Page text dataset records

━━━━━━━━━━━━━━━━━━━━━━━━━━━━━━

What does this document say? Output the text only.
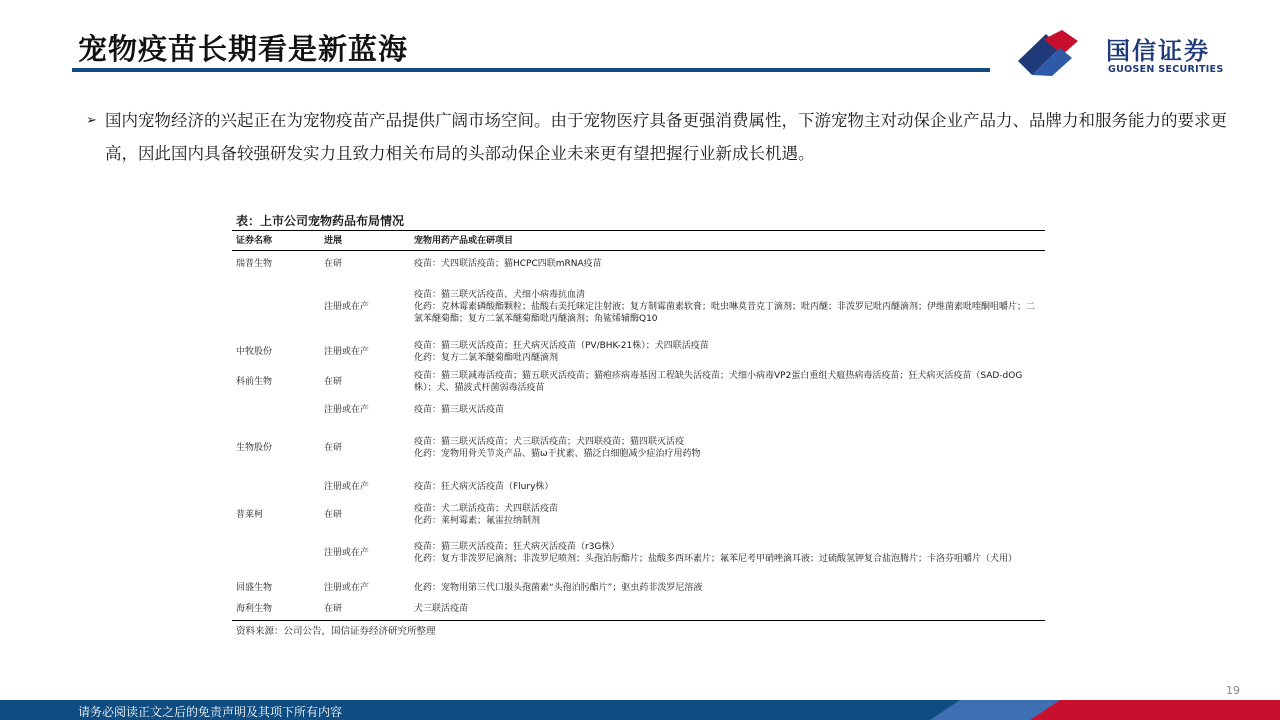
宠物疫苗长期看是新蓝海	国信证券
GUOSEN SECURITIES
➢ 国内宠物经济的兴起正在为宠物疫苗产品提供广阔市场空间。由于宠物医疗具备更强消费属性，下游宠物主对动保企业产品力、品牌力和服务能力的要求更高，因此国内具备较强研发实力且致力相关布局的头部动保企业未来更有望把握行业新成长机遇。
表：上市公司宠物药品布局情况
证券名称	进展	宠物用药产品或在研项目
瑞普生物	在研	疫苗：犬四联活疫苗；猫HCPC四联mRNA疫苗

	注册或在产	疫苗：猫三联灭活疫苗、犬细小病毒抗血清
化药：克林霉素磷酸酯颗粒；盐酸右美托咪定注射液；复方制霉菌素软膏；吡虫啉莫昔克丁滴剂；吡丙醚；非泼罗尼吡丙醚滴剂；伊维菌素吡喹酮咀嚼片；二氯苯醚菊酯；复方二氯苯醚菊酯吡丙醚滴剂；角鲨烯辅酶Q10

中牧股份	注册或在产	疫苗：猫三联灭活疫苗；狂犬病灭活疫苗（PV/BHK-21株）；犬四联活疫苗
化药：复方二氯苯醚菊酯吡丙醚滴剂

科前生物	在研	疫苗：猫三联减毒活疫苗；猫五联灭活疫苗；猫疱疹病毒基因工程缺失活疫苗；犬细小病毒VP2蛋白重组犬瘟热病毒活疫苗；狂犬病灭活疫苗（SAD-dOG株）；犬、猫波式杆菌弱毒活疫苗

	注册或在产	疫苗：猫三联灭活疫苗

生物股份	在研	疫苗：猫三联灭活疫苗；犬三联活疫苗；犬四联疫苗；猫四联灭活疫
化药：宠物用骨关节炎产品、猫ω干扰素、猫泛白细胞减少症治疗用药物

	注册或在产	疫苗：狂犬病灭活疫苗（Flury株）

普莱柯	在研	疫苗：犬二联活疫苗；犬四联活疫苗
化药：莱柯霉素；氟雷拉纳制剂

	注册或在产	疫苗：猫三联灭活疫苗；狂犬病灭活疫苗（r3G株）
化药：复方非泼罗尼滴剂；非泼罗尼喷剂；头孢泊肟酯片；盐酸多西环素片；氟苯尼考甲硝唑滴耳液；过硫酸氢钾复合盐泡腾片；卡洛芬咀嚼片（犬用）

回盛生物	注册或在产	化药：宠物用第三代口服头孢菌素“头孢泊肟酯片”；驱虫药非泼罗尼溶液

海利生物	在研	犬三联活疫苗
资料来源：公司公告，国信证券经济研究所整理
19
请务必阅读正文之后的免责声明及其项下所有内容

━━━━━━━━━━━━━━━━━━━━━━━━━━━━━━

Directions for this task —
Go through the entries and copy each line holding the string "头孢泊肟酯片".

Solution to the problem —
化药：复方非泼罗尼滴剂；非泼罗尼喷剂；头孢泊肟酯片；盐酸多西环素片；氟苯尼考甲硝唑滴耳液；过硫酸氢钾复合盐泡腾片；卡洛芬咀嚼片（犬用）
回盛生物	注册或在产	化药：宠物用第三代口服头孢菌素“头孢泊肟酯片”；驱虫药非泼罗尼溶液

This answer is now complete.